### Exercise data ###

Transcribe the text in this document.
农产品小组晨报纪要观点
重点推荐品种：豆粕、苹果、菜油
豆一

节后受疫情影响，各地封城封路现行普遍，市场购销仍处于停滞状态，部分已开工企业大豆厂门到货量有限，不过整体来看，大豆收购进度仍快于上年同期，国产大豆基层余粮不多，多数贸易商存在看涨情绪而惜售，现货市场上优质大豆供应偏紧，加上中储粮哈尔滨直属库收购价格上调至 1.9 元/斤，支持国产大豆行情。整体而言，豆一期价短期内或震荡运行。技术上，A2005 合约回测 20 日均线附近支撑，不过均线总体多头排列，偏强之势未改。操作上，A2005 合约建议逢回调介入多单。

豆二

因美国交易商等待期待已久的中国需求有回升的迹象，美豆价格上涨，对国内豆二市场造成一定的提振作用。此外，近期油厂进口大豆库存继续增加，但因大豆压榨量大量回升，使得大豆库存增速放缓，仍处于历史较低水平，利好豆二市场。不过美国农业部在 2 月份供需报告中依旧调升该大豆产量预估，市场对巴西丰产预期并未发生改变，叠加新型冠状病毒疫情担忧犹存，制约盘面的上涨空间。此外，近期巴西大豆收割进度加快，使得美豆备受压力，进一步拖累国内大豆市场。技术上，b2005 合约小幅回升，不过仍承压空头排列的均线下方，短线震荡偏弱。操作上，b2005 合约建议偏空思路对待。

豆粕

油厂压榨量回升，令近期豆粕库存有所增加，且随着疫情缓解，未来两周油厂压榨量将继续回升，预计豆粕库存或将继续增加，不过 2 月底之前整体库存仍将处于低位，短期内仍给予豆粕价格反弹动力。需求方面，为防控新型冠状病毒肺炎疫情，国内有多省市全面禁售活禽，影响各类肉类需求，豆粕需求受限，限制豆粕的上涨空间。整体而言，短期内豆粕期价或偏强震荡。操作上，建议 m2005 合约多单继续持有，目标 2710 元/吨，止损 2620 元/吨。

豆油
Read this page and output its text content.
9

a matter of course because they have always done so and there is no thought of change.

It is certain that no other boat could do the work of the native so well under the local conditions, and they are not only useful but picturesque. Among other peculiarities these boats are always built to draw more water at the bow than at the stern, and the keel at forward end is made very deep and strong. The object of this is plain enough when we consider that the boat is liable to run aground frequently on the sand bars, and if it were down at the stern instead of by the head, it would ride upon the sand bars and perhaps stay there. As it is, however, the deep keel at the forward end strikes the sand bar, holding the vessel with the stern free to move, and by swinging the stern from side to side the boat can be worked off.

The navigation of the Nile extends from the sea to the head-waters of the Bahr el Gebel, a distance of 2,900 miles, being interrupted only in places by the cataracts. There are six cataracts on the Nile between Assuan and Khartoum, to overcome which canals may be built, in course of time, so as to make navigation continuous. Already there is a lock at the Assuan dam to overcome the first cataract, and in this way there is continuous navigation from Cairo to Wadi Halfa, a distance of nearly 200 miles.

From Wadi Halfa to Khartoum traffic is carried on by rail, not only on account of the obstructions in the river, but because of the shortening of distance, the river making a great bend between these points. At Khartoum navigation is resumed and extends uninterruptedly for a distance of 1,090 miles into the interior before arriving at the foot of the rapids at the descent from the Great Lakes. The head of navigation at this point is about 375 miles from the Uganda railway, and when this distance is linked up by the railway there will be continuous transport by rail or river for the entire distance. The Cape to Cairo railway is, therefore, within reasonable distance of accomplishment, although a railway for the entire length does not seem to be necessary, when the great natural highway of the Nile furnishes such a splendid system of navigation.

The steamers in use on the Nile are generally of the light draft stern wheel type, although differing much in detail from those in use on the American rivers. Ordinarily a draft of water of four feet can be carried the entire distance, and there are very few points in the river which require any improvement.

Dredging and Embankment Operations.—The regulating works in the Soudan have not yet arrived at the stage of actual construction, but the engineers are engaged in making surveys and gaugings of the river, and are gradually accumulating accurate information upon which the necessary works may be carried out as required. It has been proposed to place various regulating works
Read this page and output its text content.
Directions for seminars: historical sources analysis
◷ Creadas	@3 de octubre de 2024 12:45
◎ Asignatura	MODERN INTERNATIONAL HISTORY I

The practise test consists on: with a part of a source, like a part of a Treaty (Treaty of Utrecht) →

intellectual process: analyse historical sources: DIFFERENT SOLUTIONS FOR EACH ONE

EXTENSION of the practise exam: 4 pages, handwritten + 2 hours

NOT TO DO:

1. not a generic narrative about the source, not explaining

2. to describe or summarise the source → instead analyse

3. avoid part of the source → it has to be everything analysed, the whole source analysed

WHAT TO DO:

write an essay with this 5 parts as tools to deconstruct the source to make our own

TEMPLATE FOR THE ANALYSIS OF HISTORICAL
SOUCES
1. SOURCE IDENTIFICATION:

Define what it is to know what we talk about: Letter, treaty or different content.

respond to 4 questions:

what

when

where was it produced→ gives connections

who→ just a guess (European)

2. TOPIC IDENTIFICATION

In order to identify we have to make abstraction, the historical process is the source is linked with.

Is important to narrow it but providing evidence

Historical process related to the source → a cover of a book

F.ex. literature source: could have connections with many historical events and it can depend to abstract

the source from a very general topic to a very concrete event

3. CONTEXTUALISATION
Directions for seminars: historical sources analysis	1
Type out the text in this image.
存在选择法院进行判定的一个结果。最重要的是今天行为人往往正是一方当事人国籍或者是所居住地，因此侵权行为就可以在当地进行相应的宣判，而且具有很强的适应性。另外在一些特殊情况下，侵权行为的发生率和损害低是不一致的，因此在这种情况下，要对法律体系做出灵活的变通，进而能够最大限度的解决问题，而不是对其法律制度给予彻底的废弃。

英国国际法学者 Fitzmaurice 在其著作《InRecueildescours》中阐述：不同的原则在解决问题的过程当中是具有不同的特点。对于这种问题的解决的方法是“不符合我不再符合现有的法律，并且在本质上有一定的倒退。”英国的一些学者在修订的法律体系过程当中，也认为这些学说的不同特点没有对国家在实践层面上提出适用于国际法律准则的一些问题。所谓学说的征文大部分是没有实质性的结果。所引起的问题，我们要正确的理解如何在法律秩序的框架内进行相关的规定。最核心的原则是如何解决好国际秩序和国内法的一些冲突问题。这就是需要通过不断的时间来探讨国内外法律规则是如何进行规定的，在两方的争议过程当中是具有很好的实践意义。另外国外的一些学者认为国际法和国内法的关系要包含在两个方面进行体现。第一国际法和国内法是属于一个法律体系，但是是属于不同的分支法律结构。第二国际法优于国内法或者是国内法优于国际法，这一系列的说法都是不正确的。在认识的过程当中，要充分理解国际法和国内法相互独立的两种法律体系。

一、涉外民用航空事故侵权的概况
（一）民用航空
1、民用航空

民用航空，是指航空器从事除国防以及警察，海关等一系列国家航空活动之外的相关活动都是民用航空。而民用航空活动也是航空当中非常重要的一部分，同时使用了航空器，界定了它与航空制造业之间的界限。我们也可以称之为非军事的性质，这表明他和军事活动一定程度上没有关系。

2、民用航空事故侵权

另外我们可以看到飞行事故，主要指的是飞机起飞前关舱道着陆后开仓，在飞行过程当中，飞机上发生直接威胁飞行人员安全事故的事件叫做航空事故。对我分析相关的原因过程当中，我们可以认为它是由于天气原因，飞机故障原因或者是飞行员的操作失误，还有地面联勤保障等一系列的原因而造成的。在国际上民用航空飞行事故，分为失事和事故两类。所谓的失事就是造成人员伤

###

→ **Challenge**:
From the listing above, collect every line that mentions the word "course".

→ **Written solution**:
a matter of course because they have always done so and there is no thought of change.
The navigation of the Nile extends from the sea to the head-waters of the Bahr el Gebel, a distance of 2,900 miles, being interrupted only in places by the cataracts. There are six cataracts on the Nile between Assuan and Khartoum, to overcome which canals may be built, in course of time, so as to make navigation continuous. Already there is a lock at the Assuan dam to overcome the first cataract, and in this way there is continuous navigation from Cairo to Wadi Halfa, a distance of nearly 200 miles.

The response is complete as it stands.